- [Task to carry out]: Gather up the lines with the word "analisa" in them.

──────── Records for this exercise ────────

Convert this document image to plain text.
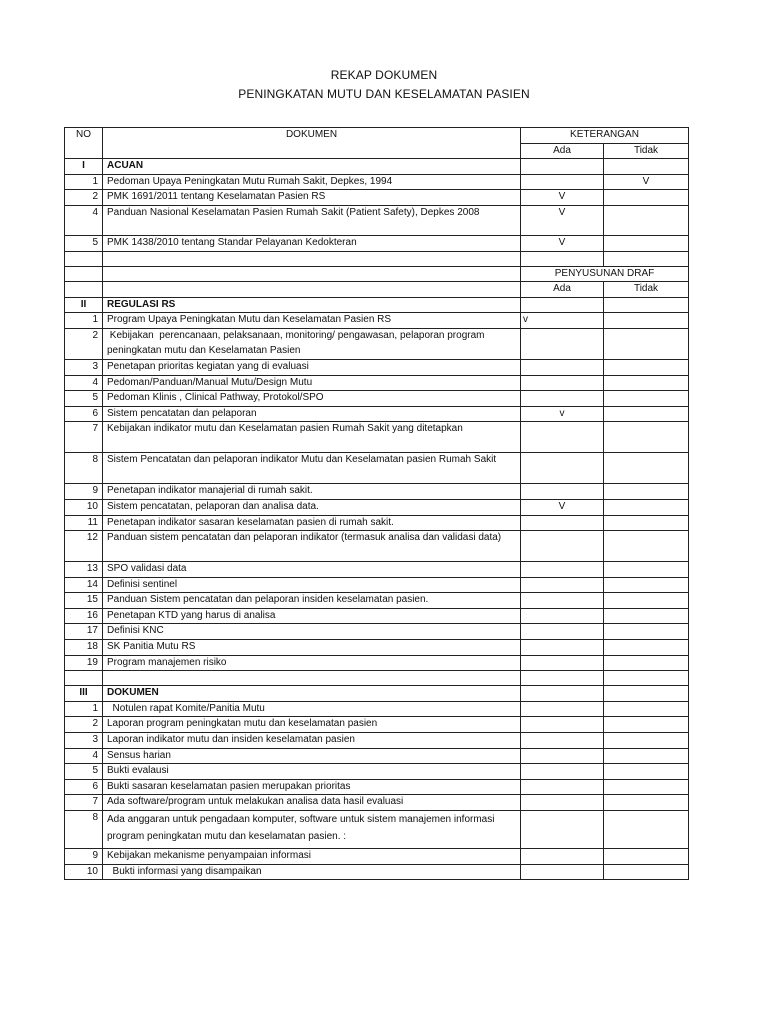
REKAP DOKUMEN
PENINGKATAN MUTU DAN KESELAMATAN PASIEN
NO	DOKUMEN	KETERANGAN	
		Ada	Tidak
I	ACUAN		
1	Pedoman Upaya Peningkatan Mutu Rumah Sakit, Depkes, 1994		V
2	PMK 1691/2011 tentang Keselamatan Pasien RS	V	
4	Panduan Nasional Keselamatan Pasien Rumah Sakit (Patient Safety), Depkes 2008	V	
5	PMK 1438/2010 tentang Standar Pelayanan Kedokteran	V	

		PENYUSUNAN DRAF	
		Ada	Tidak
II	REGULASI RS		
1	Program Upaya Peningkatan Mutu dan Keselamatan Pasien RS	v	
2	Kebijakan  perencanaan, pelaksanaan, monitoring/ pengawasan, pelaporan program peningkatan mutu dan Keselamatan Pasien		
3	Penetapan prioritas kegiatan yang di evaluasi		
4	Pedoman/Panduan/Manual Mutu/Design Mutu		
5	Pedoman Klinis , Clinical Pathway, Protokol/SPO		
6	Sistem pencatatan dan pelaporan	v	
7	Kebijakan indikator mutu dan Keselamatan pasien Rumah Sakit yang ditetapkan		
8	Sistem Pencatatan dan pelaporan indikator Mutu dan Keselamatan pasien Rumah Sakit		
9	Penetapan indikator manajerial di rumah sakit.		
10	Sistem pencatatan, pelaporan dan analisa data.	V	
11	Penetapan indikator sasaran keselamatan pasien di rumah sakit.		
12	Panduan sistem pencatatan dan pelaporan indikator (termasuk analisa dan validasi data)		
13	SPO validasi data		
14	Definisi sentinel		
15	Panduan Sistem pencatatan dan pelaporan insiden keselamatan pasien.		
16	Penetapan KTD yang harus di analisa		
17	Definisi KNC		
18	SK Panitia Mutu RS		
19	Program manajemen risiko		

III	DOKUMEN		
1	Notulen rapat Komite/Panitia Mutu		
2	Laporan program peningkatan mutu dan keselamatan pasien		
3	Laporan indikator mutu dan insiden keselamatan pasien		
4	Sensus harian		
5	Bukti evalausi		
6	Bukti sasaran keselamatan pasien merupakan prioritas		
7	Ada software/program untuk melakukan analisa data hasil evaluasi		
8	Ada anggaran untuk pengadaan komputer, software untuk sistem manajemen informasi program peningkatan mutu dan keselamatan pasien. :		
9	Kebijakan mekanisme penyampaian informasi		
10	Bukti informasi yang disampaikan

────────

- [Solution to this task]:
10	Sistem pencatatan, pelaporan dan analisa data.	V	
12	Panduan sistem pencatatan dan pelaporan indikator (termasuk analisa dan validasi data)		
16	Penetapan KTD yang harus di analisa		
7	Ada software/program untuk melakukan analisa data hasil evaluasi		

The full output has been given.